Stated task: Repeat each record exactly as written, and drop any images.

Provided entries:
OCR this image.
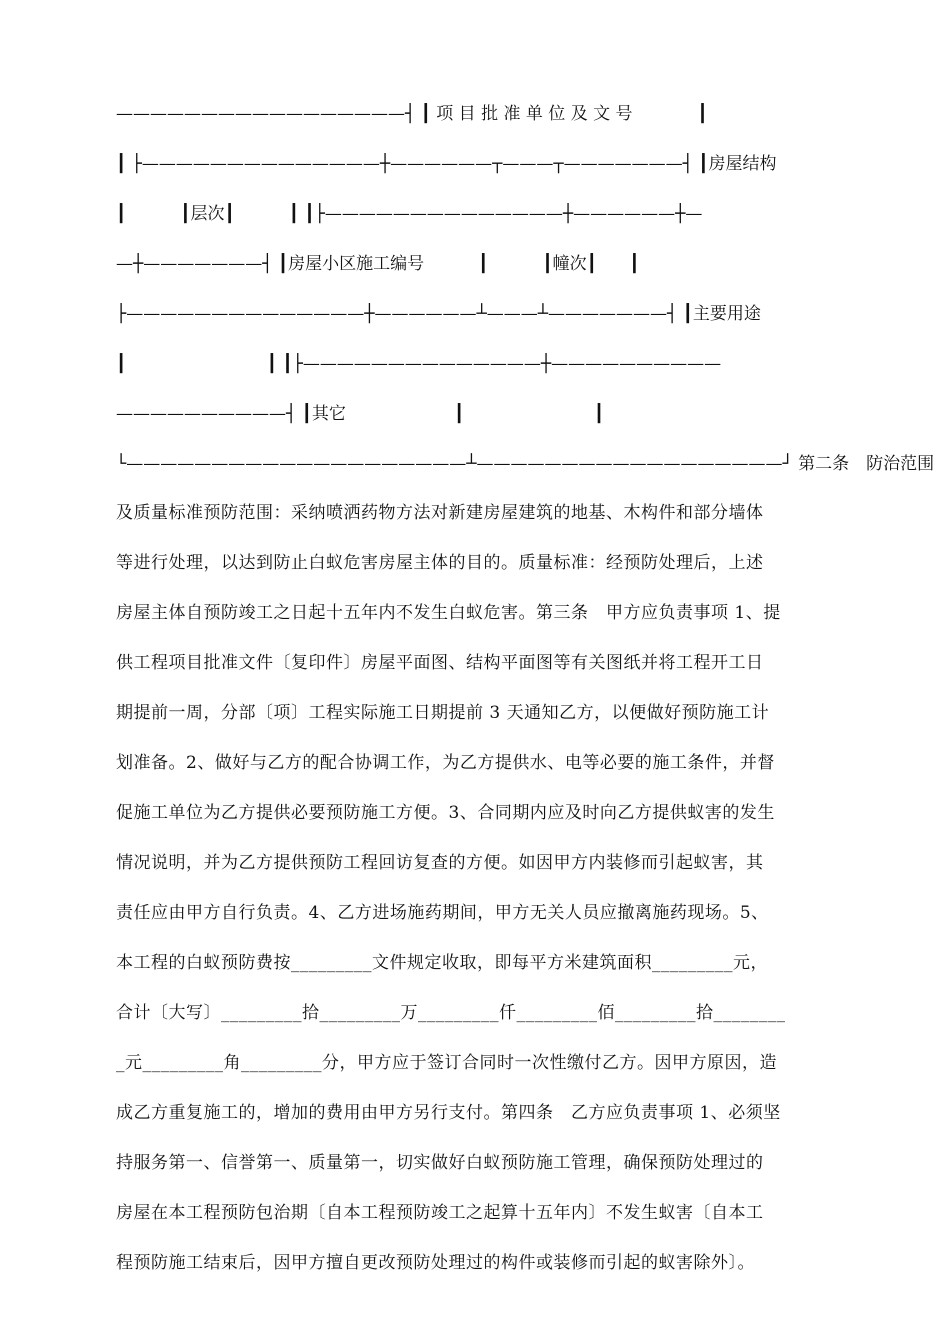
—————————————————┤ ┃ 项 目 批 准 单 位 及 文 号            ┃
┃ ├——————————————┼——————┬———┬———————┤ ┃房屋结构
┃          ┃层次┃          ┃ ┃├——————————————┼——————┼—
—┼———————┤ ┃房屋小区施工编号          ┃          ┃幢次┃      ┃
├——————————————┼——————┴———┴———————┤ ┃主要用途
┃                          ┃ ┃├——————————————┼——————————
——————————┤ ┃其它                    ┃                        ┃
└————————————————————┴——————————————————┘ 第二条　防治范围
及质量标准预防范围：采纳喷洒药物方法对新建房屋建筑的地基、木构件和部分墙体
等进行处理，以达到防止白蚁危害房屋主体的目的。质量标准：经预防处理后，上述
房屋主体自预防竣工之日起十五年内不发生白蚁危害。第三条　甲方应负责事项 1、提
供工程项目批准文件〔复印件〕房屋平面图、结构平面图等有关图纸并将工程开工日
期提前一周，分部〔项〕工程实际施工日期提前 3 天通知乙方，以便做好预防施工计
划准备。2、做好与乙方的配合协调工作，为乙方提供水、电等必要的施工条件，并督
促施工单位为乙方提供必要预防施工方便。3、合同期内应及时向乙方提供蚁害的发生
情况说明，并为乙方提供预防工程回访复查的方便。如因甲方内装修而引起蚁害，其
责任应由甲方自行负责。4、乙方进场施药期间，甲方无关人员应撤离施药现场。5、
本工程的白蚁预防费按_________文件规定收取，即每平方米建筑面积_________元，
合计〔大写〕_________拾_________万_________仟_________佰_________拾________
_元_________角_________分，甲方应于签订合同时一次性缴付乙方。因甲方原因，造
成乙方重复施工的，增加的费用由甲方另行支付。第四条　乙方应负责事项 1、必须坚
持服务第一、信誉第一、质量第一，切实做好白蚁预防施工管理，确保预防处理过的
房屋在本工程预防包治期〔自本工程预防竣工之起算十五年内〕不发生蚁害〔自本工
程预防施工结束后，因甲方擅自更改预防处理过的构件或装修而引起的蚁害除外〕。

Answer to the problem:
OCR this image.
—————————————————┤ ┃ 项 目 批 准 单 位 及 文 号            ┃
┃ ├——————————————┼——————┬———┬———————┤ ┃房屋结构
┃          ┃层次┃          ┃ ┃├——————————————┼——————┼—
—┼———————┤ ┃房屋小区施工编号          ┃          ┃幢次┃      ┃
├——————————————┼——————┴———┴———————┤ ┃主要用途
┃                          ┃ ┃├——————————————┼——————————
——————————┤ ┃其它                    ┃                        ┃
└————————————————————┴——————————————————┘ 第二条　防治范围
及质量标准预防范围：采纳喷洒药物方法对新建房屋建筑的地基、木构件和部分墙体
等进行处理，以达到防止白蚁危害房屋主体的目的。质量标准：经预防处理后，上述
房屋主体自预防竣工之日起十五年内不发生白蚁危害。第三条　甲方应负责事项 1、提
供工程项目批准文件〔复印件〕房屋平面图、结构平面图等有关图纸并将工程开工日
期提前一周，分部〔项〕工程实际施工日期提前 3 天通知乙方，以便做好预防施工计
划准备。2、做好与乙方的配合协调工作，为乙方提供水、电等必要的施工条件，并督
促施工单位为乙方提供必要预防施工方便。3、合同期内应及时向乙方提供蚁害的发生
情况说明，并为乙方提供预防工程回访复查的方便。如因甲方内装修而引起蚁害，其
责任应由甲方自行负责。4、乙方进场施药期间，甲方无关人员应撤离施药现场。5、
本工程的白蚁预防费按_________文件规定收取，即每平方米建筑面积_________元，
合计〔大写〕_________拾_________万_________仟_________佰_________拾________
_元_________角_________分，甲方应于签订合同时一次性缴付乙方。因甲方原因，造
成乙方重复施工的，增加的费用由甲方另行支付。第四条　乙方应负责事项 1、必须坚
持服务第一、信誉第一、质量第一，切实做好白蚁预防施工管理，确保预防处理过的
房屋在本工程预防包治期〔自本工程预防竣工之起算十五年内〕不发生蚁害〔自本工
程预防施工结束后，因甲方擅自更改预防处理过的构件或装修而引起的蚁害除外〕。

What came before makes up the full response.